▶ [DATASET RECORDS]:
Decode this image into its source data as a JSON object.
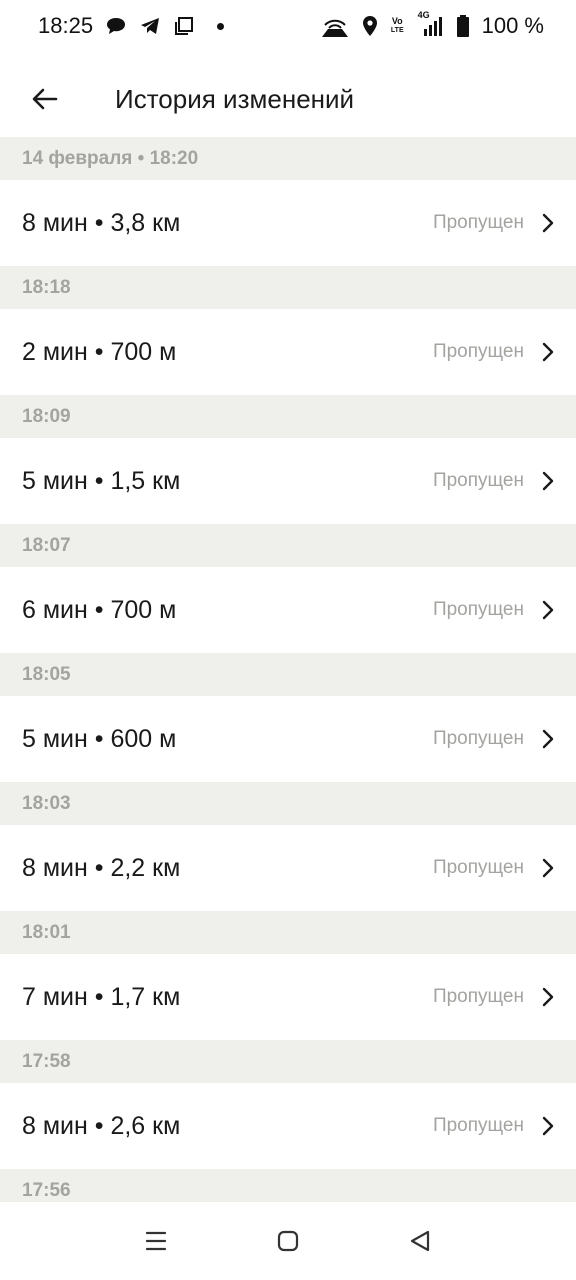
{
  "status_bar": {
    "time": "18:25",
    "network_label_top": "Vo",
    "network_label_bottom": "LTE",
    "network_type": "4G",
    "battery": "100 %",
    "icons": [
      "chat-bubble-icon",
      "telegram-icon",
      "copy-icon",
      "dot-icon",
      "hotspot-icon",
      "location-icon",
      "volte-icon",
      "signal-icon",
      "battery-icon"
    ]
  },
  "header": {
    "title": "История изменений",
    "back_icon": "arrow-left-icon"
  },
  "history": [
    {
      "time_label": "14 февраля • 18:20",
      "summary": "8 мин • 3,8 км",
      "status": "Пропущен"
    },
    {
      "time_label": "18:18",
      "summary": "2 мин • 700 м",
      "status": "Пропущен"
    },
    {
      "time_label": "18:09",
      "summary": "5 мин • 1,5 км",
      "status": "Пропущен"
    },
    {
      "time_label": "18:07",
      "summary": "6 мин • 700 м",
      "status": "Пропущен"
    },
    {
      "time_label": "18:05",
      "summary": "5 мин • 600 м",
      "status": "Пропущен"
    },
    {
      "time_label": "18:03",
      "summary": "8 мин • 2,2 км",
      "status": "Пропущен"
    },
    {
      "time_label": "18:01",
      "summary": "7 мин • 1,7 км",
      "status": "Пропущен"
    },
    {
      "time_label": "17:58",
      "summary": "8 мин • 2,6 км",
      "status": "Пропущен"
    },
    {
      "time_label": "17:56"
    }
  ],
  "nav_bar": {
    "icons": [
      "menu-icon",
      "home-icon",
      "back-triangle-icon"
    ]
  },
  "colors": {
    "group_header_bg": "#efefec",
    "muted_text": "#a3a3a0",
    "primary_text": "#1a1a1a"
  }
}
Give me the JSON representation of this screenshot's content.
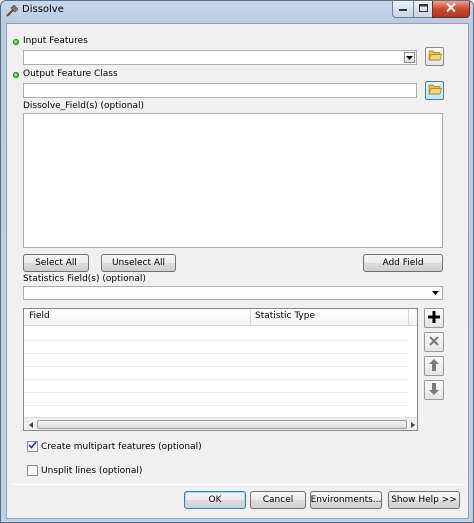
{
  "window": {
    "title": "Dissolve"
  },
  "input_features": {
    "label": "Input Features",
    "value": ""
  },
  "output_feature_class": {
    "label": "Output Feature Class",
    "value": ""
  },
  "dissolve_fields": {
    "label": "Dissolve_Field(s) (optional)",
    "items": []
  },
  "buttons": {
    "select_all": "Select All",
    "unselect_all": "Unselect All",
    "add_field": "Add Field",
    "ok": "OK",
    "cancel": "Cancel",
    "environments": "Environments...",
    "show_help": "Show Help >>"
  },
  "statistics": {
    "label": "Statistics Field(s) (optional)",
    "value": "",
    "columns": [
      "Field",
      "Statistic Type"
    ],
    "rows": []
  },
  "options": {
    "multipart": {
      "label": "Create multipart features (optional)",
      "checked": true
    },
    "unsplit": {
      "label": "Unsplit lines (optional)",
      "checked": false
    }
  },
  "colors": {
    "required_dot": "#28a020",
    "close_button": "#c8492d"
  },
  "icons": [
    "hammer-icon",
    "minimize-icon",
    "maximize-icon",
    "close-icon",
    "folder-open-icon",
    "plus-icon",
    "delete-x-icon",
    "arrow-up-icon",
    "arrow-down-icon",
    "checkmark-icon"
  ]
}
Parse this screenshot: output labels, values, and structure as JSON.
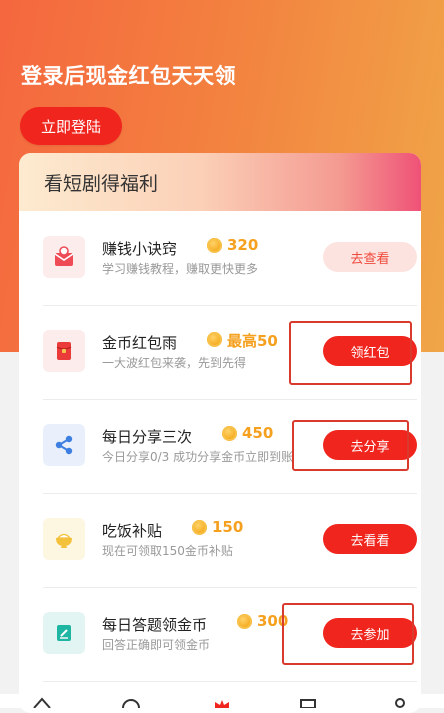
{
  "hero": {
    "title": "登录后现金红包天天领",
    "login_label": "立即登陆"
  },
  "card": {
    "title": "看短剧得福利",
    "tasks": [
      {
        "name": "赚钱小诀窍",
        "amount": "320",
        "desc": "学习赚钱教程，赚取更快更多",
        "button": "去查看",
        "icon": "envelope-icon"
      },
      {
        "name": "金币红包雨",
        "amount": "最高50",
        "desc": "一大波红包来袭，先到先得",
        "button": "领红包",
        "icon": "red-packet-icon"
      },
      {
        "name": "每日分享三次",
        "amount": "450",
        "desc": "今日分享0/3 成功分享金币立即到账",
        "button": "去分享",
        "icon": "share-icon"
      },
      {
        "name": "吃饭补贴",
        "amount": "150",
        "desc": "现在可领取150金币补贴",
        "button": "去看看",
        "icon": "rice-bowl-icon"
      },
      {
        "name": "每日答题领金币",
        "amount": "300",
        "desc": "回答正确即可领金币",
        "button": "去参加",
        "icon": "quiz-icon"
      }
    ]
  },
  "colors": {
    "accent": "#f0251e",
    "coin": "#f5a01e",
    "highlight": "#d93a2e"
  }
}
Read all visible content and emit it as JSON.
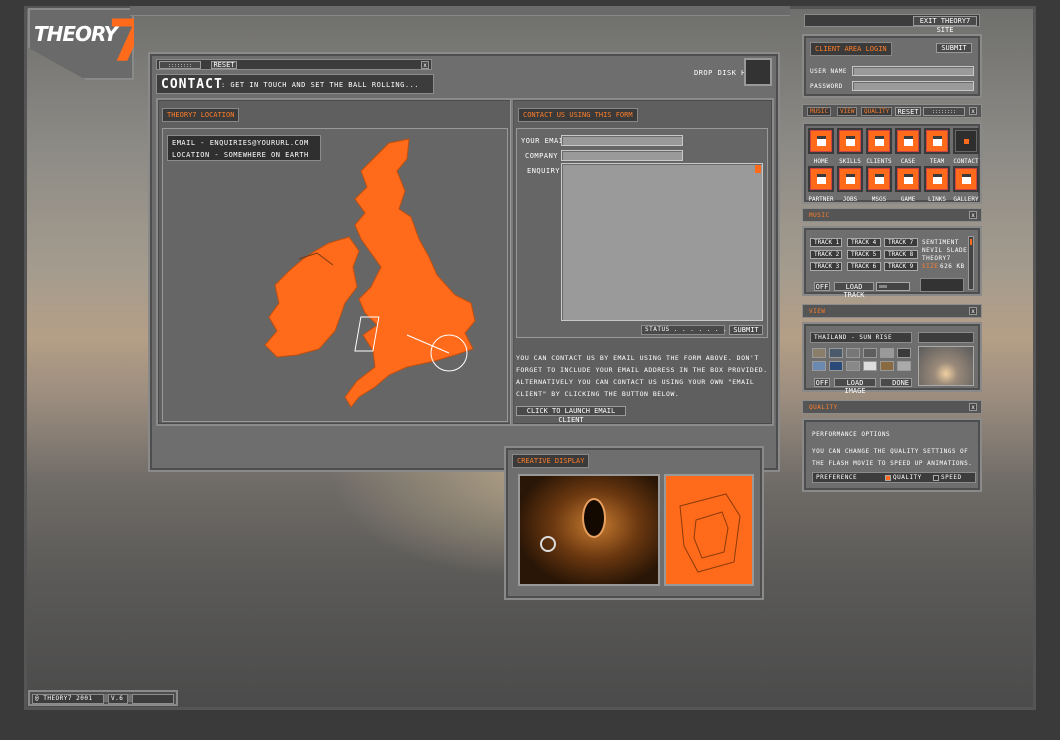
{
  "logo": {
    "text": "THEORY"
  },
  "top_bar": {
    "exit_label": "EXIT THEORY7 SITE"
  },
  "contact_window": {
    "title_bar": {
      "reset_label": "RESET",
      "close_label": "x"
    },
    "heading": {
      "title": "CONTACT",
      "subtitle": ": GET IN TOUCH AND SET THE BALL ROLLING..."
    },
    "drop_disk_label": "DROP DISK HERE",
    "location": {
      "tab": "THEORY7 LOCATION",
      "email": "EMAIL - ENQUIRIES@YOURURL.COM",
      "place": "LOCATION - SOMEWHERE ON EARTH"
    },
    "form": {
      "tab": "CONTACT US USING THIS FORM",
      "email_label": "YOUR EMAIL",
      "company_label": "COMPANY",
      "enquiry_label": "ENQUIRY",
      "status_label": "STATUS . . . . . . . . . .",
      "submit_label": "SUBMIT",
      "info_text": "YOU CAN CONTACT US BY EMAIL USING THE FORM ABOVE.  DON'T FORGET TO INCLUDE YOUR EMAIL ADDRESS IN THE BOX PROVIDED. ALTERNATIVELY YOU CAN CONTACT US USING YOUR OWN \"EMAIL CLIENT\" BY CLICKING THE BUTTON BELOW.",
      "launch_label": "CLICK TO LAUNCH EMAIL CLIENT"
    }
  },
  "creative_display": {
    "tab": "CREATIVE DISPLAY"
  },
  "login": {
    "title": "CLIENT AREA LOGIN",
    "submit_label": "SUBMIT",
    "username_label": "USER NAME",
    "password_label": "PASSWORD"
  },
  "toolbar": {
    "tabs": [
      "MUSIC",
      "VIEW",
      "QUALITY"
    ],
    "reset_label": "RESET",
    "close_label": "x"
  },
  "nav": {
    "row1": [
      "HOME",
      "SKILLS",
      "CLIENTS",
      "CASE",
      "TEAM",
      "CONTACT"
    ],
    "row2": [
      "PARTNER",
      "JOBS",
      "MSGS",
      "GAME",
      "LINKS",
      "GALLERY"
    ]
  },
  "music": {
    "header": "MUSIC",
    "tracks": [
      "TRACK 1",
      "TRACK 2",
      "TRACK 3",
      "TRACK 4",
      "TRACK 5",
      "TRACK 6",
      "TRACK 7",
      "TRACK 8",
      "TRACK 9"
    ],
    "info_line1": "SENTIMENT",
    "info_line2": "NEVIL SLADE",
    "info_line3": "THEORY7",
    "size_label": "SIZE",
    "size_value": "626 KB",
    "off_label": "OFF",
    "load_label": "LOAD TRACK"
  },
  "view": {
    "header": "VIEW",
    "caption": "THAILAND - SUN RISE",
    "off_label": "OFF",
    "load_label": "LOAD IMAGE",
    "done_label": "DONE"
  },
  "quality": {
    "header": "QUALITY",
    "title": "PERFORMANCE OPTIONS",
    "description": "YOU CAN CHANGE THE QUALITY SETTINGS OF THE FLASH MOVIE TO SPEED UP ANIMATIONS.",
    "preference_label": "PREFERENCE",
    "quality_label": "QUALITY",
    "speed_label": "SPEED"
  },
  "footer": {
    "copyright": "@ THEORY7 2001",
    "version": "V.6"
  },
  "colors": {
    "accent": "#ff6b1a",
    "panel": "#6e6e6e"
  }
}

▶ [TASK TO COMPLETE]:
Your copy of the data above should match it exactly, except that pictures are left out.

▶ [EXERCISE SOLUTION]:
Decode this image into its source data as a JSON object.
{
  "status_bar": {
    "time": "18:25",
    "network_label_top": "Vo",
    "network_label_bottom": "LTE",
    "network_type": "4G",
    "battery": "100 %",
    "icons": [
      "chat-bubble-icon",
      "telegram-icon",
      "copy-icon",
      "dot-icon",
      "hotspot-icon",
      "location-icon",
      "volte-icon",
      "signal-icon",
      "battery-icon"
    ]
  },
  "header": {
    "title": "История изменений",
    "back_icon": "arrow-left-icon"
  },
  "history": [
    {
      "time_label": "14 февраля • 18:20",
      "summary": "8 мин • 3,8 км",
      "status": "Пропущен"
    },
    {
      "time_label": "18:18",
      "summary": "2 мин • 700 м",
      "status": "Пропущен"
    },
    {
      "time_label": "18:09",
      "summary": "5 мин • 1,5 км",
      "status": "Пропущен"
    },
    {
      "time_label": "18:07",
      "summary": "6 мин • 700 м",
      "status": "Пропущен"
    },
    {
      "time_label": "18:05",
      "summary": "5 мин • 600 м",
      "status": "Пропущен"
    },
    {
      "time_label": "18:03",
      "summary": "8 мин • 2,2 км",
      "status": "Пропущен"
    },
    {
      "time_label": "18:01",
      "summary": "7 мин • 1,7 км",
      "status": "Пропущен"
    },
    {
      "time_label": "17:58",
      "summary": "8 мин • 2,6 км",
      "status": "Пропущен"
    },
    {
      "time_label": "17:56"
    }
  ],
  "nav_bar": {
    "icons": [
      "menu-icon",
      "home-icon",
      "back-triangle-icon"
    ]
  },
  "colors": {
    "group_header_bg": "#efefec",
    "muted_text": "#a3a3a0",
    "primary_text": "#1a1a1a"
  }
}
Give me the JSON representation of this screenshot's content.
{
  "window": {
    "title": "Dissolve"
  },
  "input_features": {
    "label": "Input Features",
    "value": ""
  },
  "output_feature_class": {
    "label": "Output Feature Class",
    "value": ""
  },
  "dissolve_fields": {
    "label": "Dissolve_Field(s) (optional)",
    "items": []
  },
  "buttons": {
    "select_all": "Select All",
    "unselect_all": "Unselect All",
    "add_field": "Add Field",
    "ok": "OK",
    "cancel": "Cancel",
    "environments": "Environments...",
    "show_help": "Show Help >>"
  },
  "statistics": {
    "label": "Statistics Field(s) (optional)",
    "value": "",
    "columns": [
      "Field",
      "Statistic Type"
    ],
    "rows": []
  },
  "options": {
    "multipart": {
      "label": "Create multipart features (optional)",
      "checked": true
    },
    "unsplit": {
      "label": "Unsplit lines (optional)",
      "checked": false
    }
  },
  "colors": {
    "required_dot": "#28a020",
    "close_button": "#c8492d"
  },
  "icons": [
    "hammer-icon",
    "minimize-icon",
    "maximize-icon",
    "close-icon",
    "folder-open-icon",
    "plus-icon",
    "delete-x-icon",
    "arrow-up-icon",
    "arrow-down-icon",
    "checkmark-icon"
  ]
}
Parse this screenshot: output labels, values, and structure as JSON.
{
  "hero": {
    "title": "登录后现金红包天天领",
    "login_label": "立即登陆"
  },
  "card": {
    "title": "看短剧得福利",
    "tasks": [
      {
        "name": "赚钱小诀窍",
        "amount": "320",
        "desc": "学习赚钱教程，赚取更快更多",
        "button": "去查看",
        "icon": "envelope-icon"
      },
      {
        "name": "金币红包雨",
        "amount": "最高50",
        "desc": "一大波红包来袭，先到先得",
        "button": "领红包",
        "icon": "red-packet-icon"
      },
      {
        "name": "每日分享三次",
        "amount": "450",
        "desc": "今日分享0/3 成功分享金币立即到账",
        "button": "去分享",
        "icon": "share-icon"
      },
      {
        "name": "吃饭补贴",
        "amount": "150",
        "desc": "现在可领取150金币补贴",
        "button": "去看看",
        "icon": "rice-bowl-icon"
      },
      {
        "name": "每日答题领金币",
        "amount": "300",
        "desc": "回答正确即可领金币",
        "button": "去参加",
        "icon": "quiz-icon"
      }
    ]
  },
  "colors": {
    "accent": "#f0251e",
    "coin": "#f5a01e",
    "highlight": "#d93a2e"
  }
}
Read all visible content and emit it as JSON.
{
  "logo": {
    "text": "THEORY"
  },
  "top_bar": {
    "exit_label": "EXIT THEORY7 SITE"
  },
  "contact_window": {
    "title_bar": {
      "reset_label": "RESET",
      "close_label": "x"
    },
    "heading": {
      "title": "CONTACT",
      "subtitle": ": GET IN TOUCH AND SET THE BALL ROLLING..."
    },
    "drop_disk_label": "DROP DISK HERE",
    "location": {
      "tab": "THEORY7 LOCATION",
      "email": "EMAIL - ENQUIRIES@YOURURL.COM",
      "place": "LOCATION - SOMEWHERE ON EARTH"
    },
    "form": {
      "tab": "CONTACT US USING THIS FORM",
      "email_label": "YOUR EMAIL",
      "company_label": "COMPANY",
      "enquiry_label": "ENQUIRY",
      "status_label": "STATUS . . . . . . . . . .",
      "submit_label": "SUBMIT",
      "info_text": "YOU CAN CONTACT US BY EMAIL USING THE FORM ABOVE.  DON'T FORGET TO INCLUDE YOUR EMAIL ADDRESS IN THE BOX PROVIDED. ALTERNATIVELY YOU CAN CONTACT US USING YOUR OWN \"EMAIL CLIENT\" BY CLICKING THE BUTTON BELOW.",
      "launch_label": "CLICK TO LAUNCH EMAIL CLIENT"
    }
  },
  "creative_display": {
    "tab": "CREATIVE DISPLAY"
  },
  "login": {
    "title": "CLIENT AREA LOGIN",
    "submit_label": "SUBMIT",
    "username_label": "USER NAME",
    "password_label": "PASSWORD"
  },
  "toolbar": {
    "tabs": [
      "MUSIC",
      "VIEW",
      "QUALITY"
    ],
    "reset_label": "RESET",
    "close_label": "x"
  },
  "nav": {
    "row1": [
      "HOME",
      "SKILLS",
      "CLIENTS",
      "CASE",
      "TEAM",
      "CONTACT"
    ],
    "row2": [
      "PARTNER",
      "JOBS",
      "MSGS",
      "GAME",
      "LINKS",
      "GALLERY"
    ]
  },
  "music": {
    "header": "MUSIC",
    "tracks": [
      "TRACK 1",
      "TRACK 2",
      "TRACK 3",
      "TRACK 4",
      "TRACK 5",
      "TRACK 6",
      "TRACK 7",
      "TRACK 8",
      "TRACK 9"
    ],
    "info_line1": "SENTIMENT",
    "info_line2": "NEVIL SLADE",
    "info_line3": "THEORY7",
    "size_label": "SIZE",
    "size_value": "626 KB",
    "off_label": "OFF",
    "load_label": "LOAD TRACK"
  },
  "view": {
    "header": "VIEW",
    "caption": "THAILAND - SUN RISE",
    "off_label": "OFF",
    "load_label": "LOAD IMAGE",
    "done_label": "DONE"
  },
  "quality": {
    "header": "QUALITY",
    "title": "PERFORMANCE OPTIONS",
    "description": "YOU CAN CHANGE THE QUALITY SETTINGS OF THE FLASH MOVIE TO SPEED UP ANIMATIONS.",
    "preference_label": "PREFERENCE",
    "quality_label": "QUALITY",
    "speed_label": "SPEED"
  },
  "footer": {
    "copyright": "@ THEORY7 2001",
    "version": "V.6"
  },
  "colors": {
    "accent": "#ff6b1a",
    "panel": "#6e6e6e"
  }
}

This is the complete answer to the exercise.